TASK
Copy out the lines of the listing from the line with "bar (518, 422, 588, 457)" to the line with "bar (518, 461, 583, 496)", exactly as they stand, and nothing else.

INPUT ROWS
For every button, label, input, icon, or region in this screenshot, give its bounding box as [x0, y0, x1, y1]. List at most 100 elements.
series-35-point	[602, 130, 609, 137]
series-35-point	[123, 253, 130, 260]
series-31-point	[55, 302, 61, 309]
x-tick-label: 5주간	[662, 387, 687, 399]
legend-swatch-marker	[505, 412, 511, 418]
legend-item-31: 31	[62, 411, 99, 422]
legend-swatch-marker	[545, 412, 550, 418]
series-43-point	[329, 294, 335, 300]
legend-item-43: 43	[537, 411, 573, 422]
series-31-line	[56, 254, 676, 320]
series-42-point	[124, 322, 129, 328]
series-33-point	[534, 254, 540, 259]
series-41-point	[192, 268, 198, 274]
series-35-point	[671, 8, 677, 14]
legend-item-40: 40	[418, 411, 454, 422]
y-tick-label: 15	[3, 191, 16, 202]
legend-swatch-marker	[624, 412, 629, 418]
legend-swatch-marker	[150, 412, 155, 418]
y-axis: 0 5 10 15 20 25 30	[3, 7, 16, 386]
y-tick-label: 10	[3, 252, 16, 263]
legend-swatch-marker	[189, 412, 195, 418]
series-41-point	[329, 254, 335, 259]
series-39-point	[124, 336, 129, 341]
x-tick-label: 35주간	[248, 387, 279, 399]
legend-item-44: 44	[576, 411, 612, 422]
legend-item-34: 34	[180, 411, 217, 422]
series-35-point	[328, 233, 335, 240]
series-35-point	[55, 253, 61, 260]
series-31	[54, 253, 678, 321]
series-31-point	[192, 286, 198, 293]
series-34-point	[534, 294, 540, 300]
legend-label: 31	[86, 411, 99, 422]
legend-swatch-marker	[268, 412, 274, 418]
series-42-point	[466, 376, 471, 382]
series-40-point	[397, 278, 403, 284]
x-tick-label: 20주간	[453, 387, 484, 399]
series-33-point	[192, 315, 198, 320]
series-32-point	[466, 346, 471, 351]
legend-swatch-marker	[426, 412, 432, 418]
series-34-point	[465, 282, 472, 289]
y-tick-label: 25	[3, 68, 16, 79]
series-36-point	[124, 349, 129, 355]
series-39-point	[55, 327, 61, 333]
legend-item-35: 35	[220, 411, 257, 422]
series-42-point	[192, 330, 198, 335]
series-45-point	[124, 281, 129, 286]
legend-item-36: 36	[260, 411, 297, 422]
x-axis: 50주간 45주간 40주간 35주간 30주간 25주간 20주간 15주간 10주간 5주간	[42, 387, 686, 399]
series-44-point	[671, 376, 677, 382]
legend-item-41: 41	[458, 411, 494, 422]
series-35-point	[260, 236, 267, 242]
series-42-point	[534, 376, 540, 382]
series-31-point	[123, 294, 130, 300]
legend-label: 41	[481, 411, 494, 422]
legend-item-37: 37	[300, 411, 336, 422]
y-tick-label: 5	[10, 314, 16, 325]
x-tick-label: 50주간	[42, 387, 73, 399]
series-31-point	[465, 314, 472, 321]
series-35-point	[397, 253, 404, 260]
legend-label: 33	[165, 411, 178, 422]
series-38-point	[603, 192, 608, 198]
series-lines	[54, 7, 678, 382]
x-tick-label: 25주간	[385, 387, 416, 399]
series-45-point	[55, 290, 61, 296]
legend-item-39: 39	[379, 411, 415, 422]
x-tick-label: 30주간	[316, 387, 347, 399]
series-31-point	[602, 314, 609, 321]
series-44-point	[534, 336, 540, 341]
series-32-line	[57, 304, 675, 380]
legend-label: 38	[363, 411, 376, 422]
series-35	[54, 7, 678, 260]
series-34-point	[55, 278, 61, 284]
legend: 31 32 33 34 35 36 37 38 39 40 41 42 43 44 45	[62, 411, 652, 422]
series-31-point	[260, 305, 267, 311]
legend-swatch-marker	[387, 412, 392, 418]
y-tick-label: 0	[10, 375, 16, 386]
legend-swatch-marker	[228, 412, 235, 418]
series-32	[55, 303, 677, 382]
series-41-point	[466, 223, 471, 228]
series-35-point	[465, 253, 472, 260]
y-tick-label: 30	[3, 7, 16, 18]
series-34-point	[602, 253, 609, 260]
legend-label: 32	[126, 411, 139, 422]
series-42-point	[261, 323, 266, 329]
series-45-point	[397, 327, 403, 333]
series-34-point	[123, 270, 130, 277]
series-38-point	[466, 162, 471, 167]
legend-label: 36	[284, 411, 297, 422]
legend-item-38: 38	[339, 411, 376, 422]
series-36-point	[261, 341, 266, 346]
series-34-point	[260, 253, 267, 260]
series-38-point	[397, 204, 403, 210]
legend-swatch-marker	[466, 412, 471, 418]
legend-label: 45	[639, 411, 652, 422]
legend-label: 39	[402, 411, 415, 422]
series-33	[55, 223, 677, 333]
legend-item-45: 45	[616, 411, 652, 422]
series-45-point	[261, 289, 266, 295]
* * *
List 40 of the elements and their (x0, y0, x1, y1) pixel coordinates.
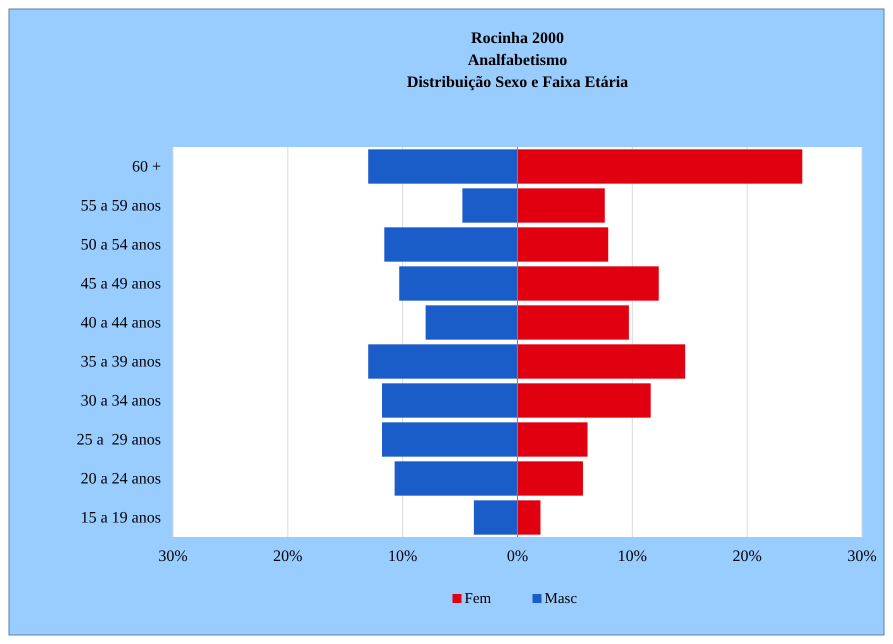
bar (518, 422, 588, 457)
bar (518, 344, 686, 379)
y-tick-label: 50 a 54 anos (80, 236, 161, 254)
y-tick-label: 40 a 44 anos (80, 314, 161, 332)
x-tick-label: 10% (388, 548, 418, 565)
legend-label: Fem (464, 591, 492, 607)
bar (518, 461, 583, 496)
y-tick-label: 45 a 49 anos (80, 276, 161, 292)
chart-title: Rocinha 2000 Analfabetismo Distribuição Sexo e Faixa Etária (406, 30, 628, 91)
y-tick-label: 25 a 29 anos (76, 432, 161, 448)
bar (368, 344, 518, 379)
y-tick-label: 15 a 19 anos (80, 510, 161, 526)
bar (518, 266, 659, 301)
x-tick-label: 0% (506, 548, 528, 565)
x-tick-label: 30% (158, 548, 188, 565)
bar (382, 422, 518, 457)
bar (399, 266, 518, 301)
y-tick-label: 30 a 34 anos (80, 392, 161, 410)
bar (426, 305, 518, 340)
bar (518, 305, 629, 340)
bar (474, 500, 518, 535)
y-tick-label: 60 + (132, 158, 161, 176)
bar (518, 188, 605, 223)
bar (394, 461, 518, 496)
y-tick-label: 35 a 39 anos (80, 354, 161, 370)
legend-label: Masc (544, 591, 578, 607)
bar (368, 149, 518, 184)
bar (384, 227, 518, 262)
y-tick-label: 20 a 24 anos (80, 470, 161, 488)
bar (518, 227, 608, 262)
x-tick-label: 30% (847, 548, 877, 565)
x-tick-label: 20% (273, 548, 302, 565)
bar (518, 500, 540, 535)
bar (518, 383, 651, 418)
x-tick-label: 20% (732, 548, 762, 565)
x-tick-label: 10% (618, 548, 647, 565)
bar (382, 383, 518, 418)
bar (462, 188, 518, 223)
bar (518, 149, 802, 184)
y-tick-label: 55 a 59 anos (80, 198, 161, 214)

RESULT OF THE TASK
bar (518, 422, 588, 457)
bar (518, 344, 686, 379)
y-tick-label: 50 a 54 anos (80, 236, 161, 254)
y-tick-label: 40 a 44 anos (80, 314, 161, 332)
x-tick-label: 10% (388, 548, 418, 565)
legend-label: Fem (464, 591, 492, 607)
bar (518, 461, 583, 496)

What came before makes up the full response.